_OBJECTIVE_. Report only how many lines hold the word "JSON".

_DATA LINES_.
____________________

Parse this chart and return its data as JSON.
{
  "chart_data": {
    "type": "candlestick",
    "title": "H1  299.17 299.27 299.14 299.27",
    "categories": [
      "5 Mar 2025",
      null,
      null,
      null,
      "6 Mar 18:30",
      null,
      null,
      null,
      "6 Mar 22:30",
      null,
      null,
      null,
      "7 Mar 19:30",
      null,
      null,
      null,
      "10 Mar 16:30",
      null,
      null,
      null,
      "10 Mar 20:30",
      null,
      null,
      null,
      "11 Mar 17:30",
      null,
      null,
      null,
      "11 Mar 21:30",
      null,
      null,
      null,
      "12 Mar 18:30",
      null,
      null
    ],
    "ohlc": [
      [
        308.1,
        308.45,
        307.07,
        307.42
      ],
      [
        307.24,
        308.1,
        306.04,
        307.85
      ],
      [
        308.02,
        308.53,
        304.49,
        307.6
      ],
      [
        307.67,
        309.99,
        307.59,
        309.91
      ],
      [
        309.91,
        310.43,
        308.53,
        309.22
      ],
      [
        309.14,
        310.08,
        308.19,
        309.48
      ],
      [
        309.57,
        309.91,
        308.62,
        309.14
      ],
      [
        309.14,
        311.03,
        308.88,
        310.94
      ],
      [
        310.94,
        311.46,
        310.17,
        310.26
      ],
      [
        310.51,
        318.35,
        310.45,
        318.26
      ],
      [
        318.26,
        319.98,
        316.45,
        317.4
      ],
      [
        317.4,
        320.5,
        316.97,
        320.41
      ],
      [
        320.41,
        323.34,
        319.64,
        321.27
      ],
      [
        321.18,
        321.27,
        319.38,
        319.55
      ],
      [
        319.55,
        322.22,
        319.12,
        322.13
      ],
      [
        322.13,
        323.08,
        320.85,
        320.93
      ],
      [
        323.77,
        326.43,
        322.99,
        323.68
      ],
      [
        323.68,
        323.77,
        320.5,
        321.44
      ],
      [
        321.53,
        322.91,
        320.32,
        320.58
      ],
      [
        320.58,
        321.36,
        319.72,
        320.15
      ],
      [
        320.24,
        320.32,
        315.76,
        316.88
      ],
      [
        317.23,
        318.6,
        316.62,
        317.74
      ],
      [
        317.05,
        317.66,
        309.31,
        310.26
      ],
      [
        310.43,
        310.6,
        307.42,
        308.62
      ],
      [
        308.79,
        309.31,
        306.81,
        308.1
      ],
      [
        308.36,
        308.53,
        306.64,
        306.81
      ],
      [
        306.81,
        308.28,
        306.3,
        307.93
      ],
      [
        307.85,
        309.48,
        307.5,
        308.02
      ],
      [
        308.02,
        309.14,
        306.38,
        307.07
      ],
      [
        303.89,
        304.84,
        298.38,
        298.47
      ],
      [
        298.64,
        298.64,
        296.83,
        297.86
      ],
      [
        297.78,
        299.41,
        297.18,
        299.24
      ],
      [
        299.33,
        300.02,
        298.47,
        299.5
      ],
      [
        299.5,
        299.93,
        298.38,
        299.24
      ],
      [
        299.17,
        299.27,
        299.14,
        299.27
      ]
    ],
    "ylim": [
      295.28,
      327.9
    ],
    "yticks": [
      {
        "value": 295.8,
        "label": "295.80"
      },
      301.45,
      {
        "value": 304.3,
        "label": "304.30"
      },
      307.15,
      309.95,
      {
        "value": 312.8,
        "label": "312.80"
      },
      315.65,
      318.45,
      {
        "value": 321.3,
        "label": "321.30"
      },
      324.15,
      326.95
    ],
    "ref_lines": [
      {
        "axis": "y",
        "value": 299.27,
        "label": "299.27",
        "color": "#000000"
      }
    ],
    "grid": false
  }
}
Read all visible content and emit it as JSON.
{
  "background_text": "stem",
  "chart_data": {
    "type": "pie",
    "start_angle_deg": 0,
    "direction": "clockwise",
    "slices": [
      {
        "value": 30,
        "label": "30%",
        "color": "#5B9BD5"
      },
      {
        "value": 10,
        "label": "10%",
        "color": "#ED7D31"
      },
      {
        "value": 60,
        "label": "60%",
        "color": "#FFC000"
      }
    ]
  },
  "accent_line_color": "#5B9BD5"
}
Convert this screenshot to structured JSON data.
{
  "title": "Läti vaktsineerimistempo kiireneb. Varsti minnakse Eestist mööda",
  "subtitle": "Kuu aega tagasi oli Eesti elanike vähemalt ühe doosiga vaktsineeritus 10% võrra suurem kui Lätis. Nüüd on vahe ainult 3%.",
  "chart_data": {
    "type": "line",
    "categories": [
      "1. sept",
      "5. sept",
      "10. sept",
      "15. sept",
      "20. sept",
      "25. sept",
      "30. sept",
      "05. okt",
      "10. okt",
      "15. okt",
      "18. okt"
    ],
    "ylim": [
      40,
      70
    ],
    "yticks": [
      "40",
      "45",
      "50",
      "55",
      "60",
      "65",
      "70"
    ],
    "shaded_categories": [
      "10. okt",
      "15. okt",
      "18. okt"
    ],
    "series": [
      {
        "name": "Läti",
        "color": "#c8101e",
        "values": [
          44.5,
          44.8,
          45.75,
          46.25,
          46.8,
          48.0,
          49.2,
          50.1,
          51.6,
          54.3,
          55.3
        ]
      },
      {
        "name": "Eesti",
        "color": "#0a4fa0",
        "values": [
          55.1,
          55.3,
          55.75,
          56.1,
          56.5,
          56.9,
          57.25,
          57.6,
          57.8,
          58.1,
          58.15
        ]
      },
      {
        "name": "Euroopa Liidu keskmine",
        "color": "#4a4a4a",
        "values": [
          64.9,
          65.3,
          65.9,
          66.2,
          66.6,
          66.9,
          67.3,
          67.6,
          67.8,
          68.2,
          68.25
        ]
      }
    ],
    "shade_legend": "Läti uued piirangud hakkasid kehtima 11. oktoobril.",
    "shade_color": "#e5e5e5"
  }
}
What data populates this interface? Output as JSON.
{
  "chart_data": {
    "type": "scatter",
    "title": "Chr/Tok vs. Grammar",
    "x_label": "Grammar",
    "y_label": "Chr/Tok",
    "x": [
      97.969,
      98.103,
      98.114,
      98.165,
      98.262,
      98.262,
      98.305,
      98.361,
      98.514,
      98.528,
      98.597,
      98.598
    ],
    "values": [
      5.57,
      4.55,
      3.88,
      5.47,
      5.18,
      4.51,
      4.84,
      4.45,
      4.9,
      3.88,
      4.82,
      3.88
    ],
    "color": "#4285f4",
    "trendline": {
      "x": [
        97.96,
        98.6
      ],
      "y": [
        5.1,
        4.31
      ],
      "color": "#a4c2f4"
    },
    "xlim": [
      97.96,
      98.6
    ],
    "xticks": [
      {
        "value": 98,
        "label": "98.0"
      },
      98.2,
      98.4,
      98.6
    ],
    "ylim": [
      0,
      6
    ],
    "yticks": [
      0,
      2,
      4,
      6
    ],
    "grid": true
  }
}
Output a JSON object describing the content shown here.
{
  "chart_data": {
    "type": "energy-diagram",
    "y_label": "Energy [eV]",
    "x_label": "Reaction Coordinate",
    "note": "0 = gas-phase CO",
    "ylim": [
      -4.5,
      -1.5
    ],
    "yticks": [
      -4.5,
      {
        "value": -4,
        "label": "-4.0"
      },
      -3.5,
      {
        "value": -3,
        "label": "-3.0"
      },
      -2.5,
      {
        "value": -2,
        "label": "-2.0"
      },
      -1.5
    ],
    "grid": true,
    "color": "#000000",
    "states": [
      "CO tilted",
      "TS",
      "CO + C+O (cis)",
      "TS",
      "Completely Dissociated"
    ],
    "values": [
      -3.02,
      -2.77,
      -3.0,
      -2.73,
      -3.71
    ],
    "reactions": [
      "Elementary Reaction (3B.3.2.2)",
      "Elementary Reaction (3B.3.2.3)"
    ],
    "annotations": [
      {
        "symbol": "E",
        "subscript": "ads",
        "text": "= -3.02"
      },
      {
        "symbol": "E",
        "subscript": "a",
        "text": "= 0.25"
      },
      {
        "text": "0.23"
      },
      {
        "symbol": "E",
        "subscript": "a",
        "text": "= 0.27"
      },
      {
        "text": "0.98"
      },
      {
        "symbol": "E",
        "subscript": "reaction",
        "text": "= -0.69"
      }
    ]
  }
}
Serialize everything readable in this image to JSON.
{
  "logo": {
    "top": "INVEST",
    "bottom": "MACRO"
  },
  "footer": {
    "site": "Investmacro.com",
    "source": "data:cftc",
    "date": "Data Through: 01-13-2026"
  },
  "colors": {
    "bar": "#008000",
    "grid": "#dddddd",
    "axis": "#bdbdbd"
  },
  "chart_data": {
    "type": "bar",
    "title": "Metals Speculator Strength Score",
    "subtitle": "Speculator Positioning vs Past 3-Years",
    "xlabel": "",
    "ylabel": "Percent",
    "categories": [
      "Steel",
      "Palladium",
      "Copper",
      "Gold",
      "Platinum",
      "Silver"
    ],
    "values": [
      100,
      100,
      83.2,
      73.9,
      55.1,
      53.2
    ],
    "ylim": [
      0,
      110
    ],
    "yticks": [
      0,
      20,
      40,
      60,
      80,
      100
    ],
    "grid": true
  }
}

____________________

_FINAL RESULT_. 6